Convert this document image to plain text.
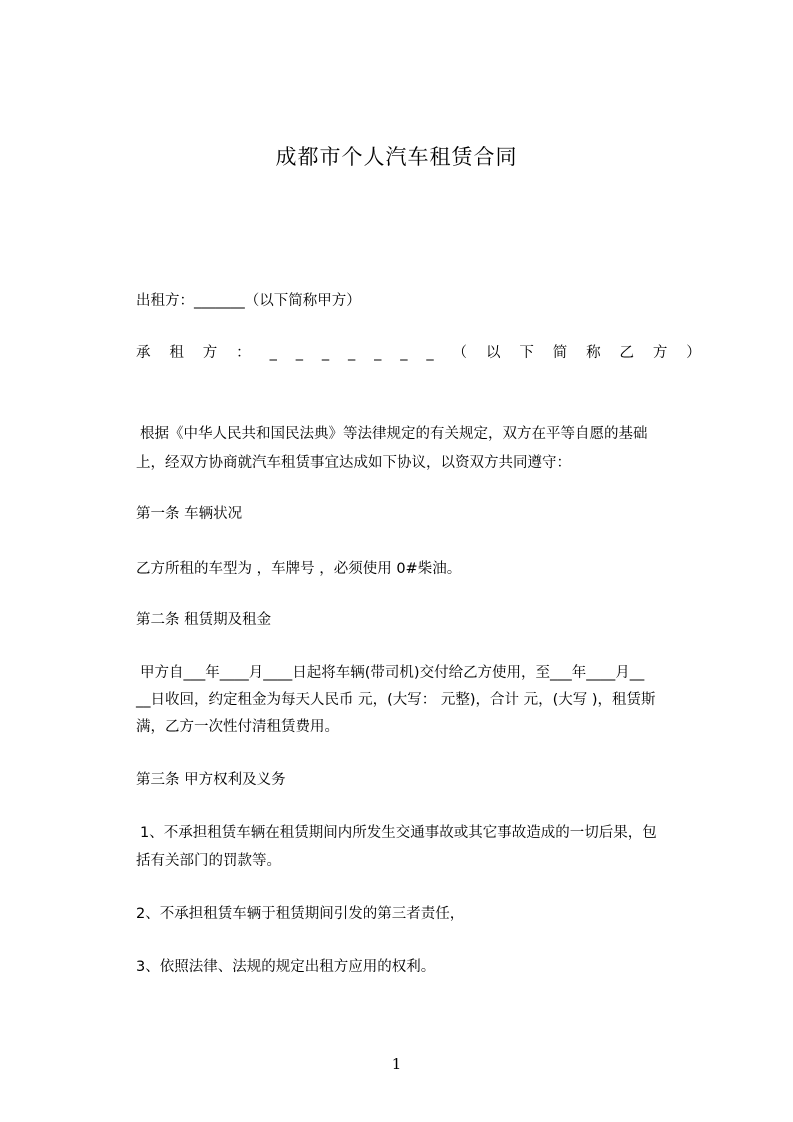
成都市个人汽车租赁合同
出租方：_______（以下简称甲方）
承 租 方 ： _ _ _ _ _ _ _ （ 以 下 简 称 乙 方 ）
根据《中华人民共和国民法典》等法律规定的有关规定，双方在平等自愿的基础
上，经双方协商就汽车租赁事宜达成如下协议，以资双方共同遵守：
第一条 车辆状况
乙方所租的车型为 ，车牌号 ，必须使用 0#柴油。
第二条 租赁期及租金
甲方自___年____月____日起将车辆(带司机)交付给乙方使用，至___年____月__
__日收回，约定租金为每天人民币 元，(大写： 元整)，合计 元，(大写 )，租赁斯
满，乙方一次性付清租赁费用。
第三条 甲方权利及义务
1、不承担租赁车辆在租赁期间内所发生交通事故或其它事故造成的一切后果，包
括有关部门的罚款等。
2、不承担租赁车辆于租赁期间引发的第三者责任，
3、依照法律、法规的规定出租方应用的权利。
1
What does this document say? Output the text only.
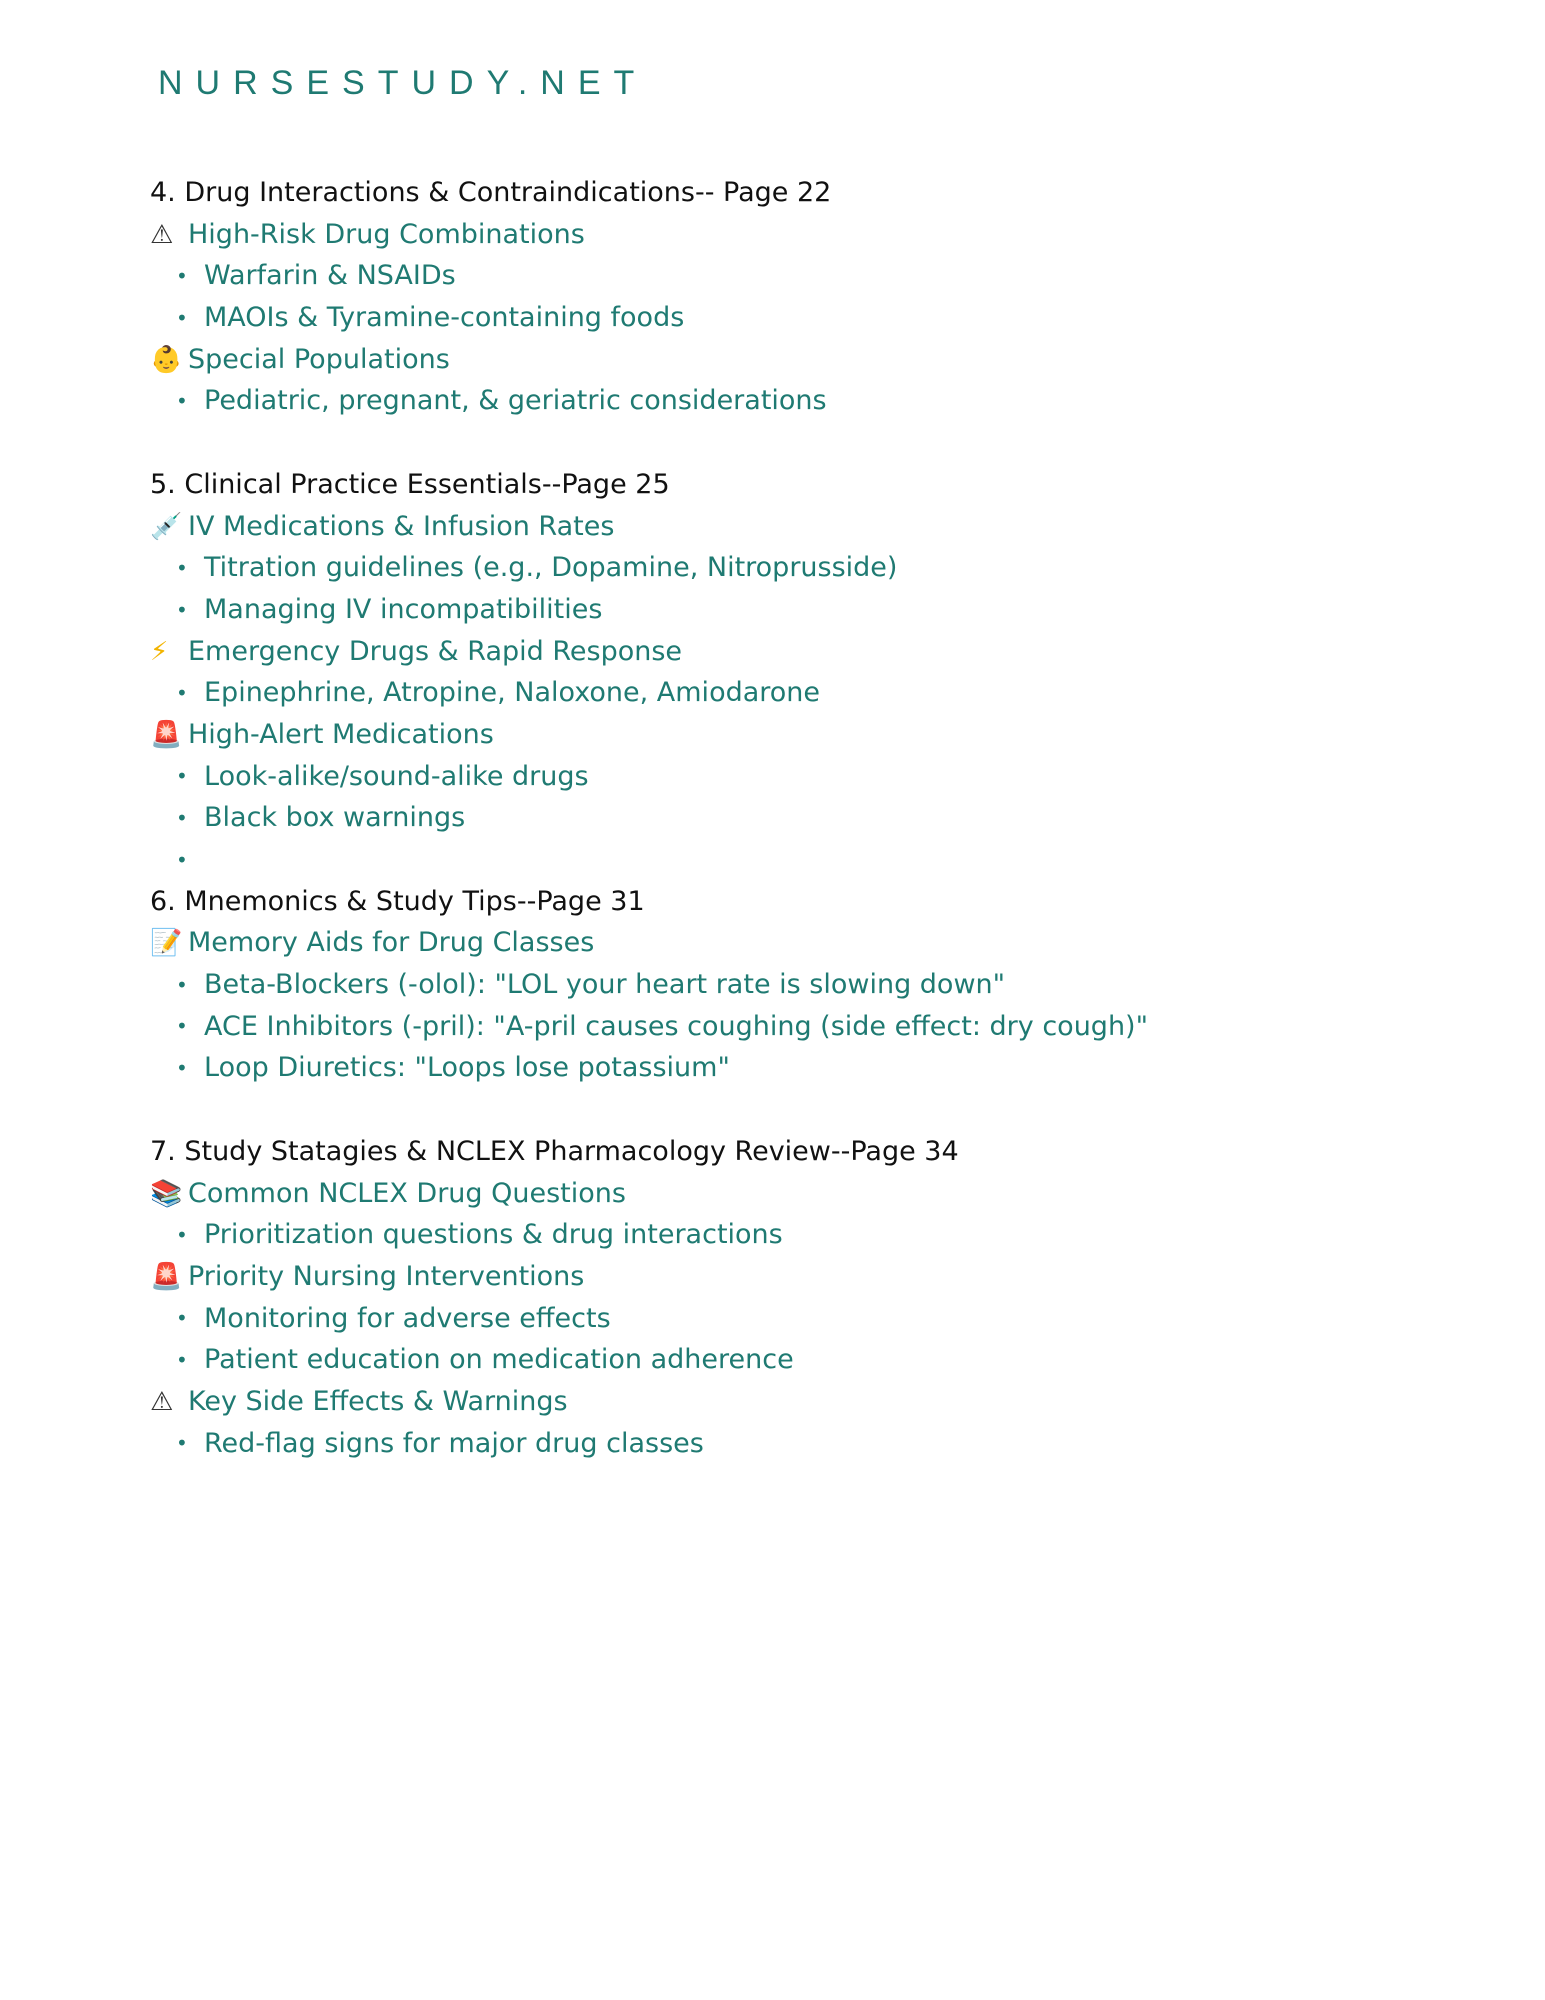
NURSESTUDY.NET
4. Drug Interactions & Contraindications-- Page 22
⚠ High-Risk Drug Combinations
• Warfarin & NSAIDs
• MAOIs & Tyramine-containing foods
👶 Special Populations
• Pediatric, pregnant, & geriatric considerations
5. Clinical Practice Essentials--Page 25
💉 IV Medications & Infusion Rates
• Titration guidelines (e.g., Dopamine, Nitroprusside)
• Managing IV incompatibilities
⚡ Emergency Drugs & Rapid Response
• Epinephrine, Atropine, Naloxone, Amiodarone
🚨 High-Alert Medications
• Look-alike/sound-alike drugs
• Black box warnings
•
6. Mnemonics & Study Tips--Page 31
📝 Memory Aids for Drug Classes
• Beta-Blockers (-olol): "LOL your heart rate is slowing down"
• ACE Inhibitors (-pril): "A-pril causes coughing (side effect: dry cough)"
• Loop Diuretics: "Loops lose potassium"
7. Study Statagies & NCLEX Pharmacology Review--Page 34
📚 Common NCLEX Drug Questions
• Prioritization questions & drug interactions
🚨 Priority Nursing Interventions
• Monitoring for adverse effects
• Patient education on medication adherence
⚠ Key Side Effects & Warnings
• Red-flag signs for major drug classes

--

> _STATED GOAL_:
Transcribe the records above exactly, leaving out every picture.

> _WORKED ANSWER_:
Convert this document image to plain text.
成都市个人汽车租赁合同
出租方：_______（以下简称甲方）
承 租 方 ： _ _ _ _ _ _ _ （ 以 下 简 称 乙 方 ）
根据《中华人民共和国民法典》等法律规定的有关规定，双方在平等自愿的基础
上，经双方协商就汽车租赁事宜达成如下协议，以资双方共同遵守：
第一条 车辆状况
乙方所租的车型为 ，车牌号 ，必须使用 0#柴油。
第二条 租赁期及租金
甲方自___年____月____日起将车辆(带司机)交付给乙方使用，至___年____月__
__日收回，约定租金为每天人民币 元，(大写： 元整)，合计 元，(大写 )，租赁斯
满，乙方一次性付清租赁费用。
第三条 甲方权利及义务
1、不承担租赁车辆在租赁期间内所发生交通事故或其它事故造成的一切后果，包
括有关部门的罚款等。
2、不承担租赁车辆于租赁期间引发的第三者责任，
3、依照法律、法规的规定出租方应用的权利。
1
What does this document say? Output the text only.
NURSESTUDY.NET
4. Drug Interactions & Contraindications-- Page 22
⚠ High-Risk Drug Combinations
• Warfarin & NSAIDs
• MAOIs & Tyramine-containing foods
👶 Special Populations
• Pediatric, pregnant, & geriatric considerations
5. Clinical Practice Essentials--Page 25
💉 IV Medications & Infusion Rates
• Titration guidelines (e.g., Dopamine, Nitroprusside)
• Managing IV incompatibilities
⚡ Emergency Drugs & Rapid Response
• Epinephrine, Atropine, Naloxone, Amiodarone
🚨 High-Alert Medications
• Look-alike/sound-alike drugs
• Black box warnings
•
6. Mnemonics & Study Tips--Page 31
📝 Memory Aids for Drug Classes
• Beta-Blockers (-olol): "LOL your heart rate is slowing down"
• ACE Inhibitors (-pril): "A-pril causes coughing (side effect: dry cough)"
• Loop Diuretics: "Loops lose potassium"
7. Study Statagies & NCLEX Pharmacology Review--Page 34
📚 Common NCLEX Drug Questions
• Prioritization questions & drug interactions
🚨 Priority Nursing Interventions
• Monitoring for adverse effects
• Patient education on medication adherence
⚠ Key Side Effects & Warnings
• Red-flag signs for major drug classes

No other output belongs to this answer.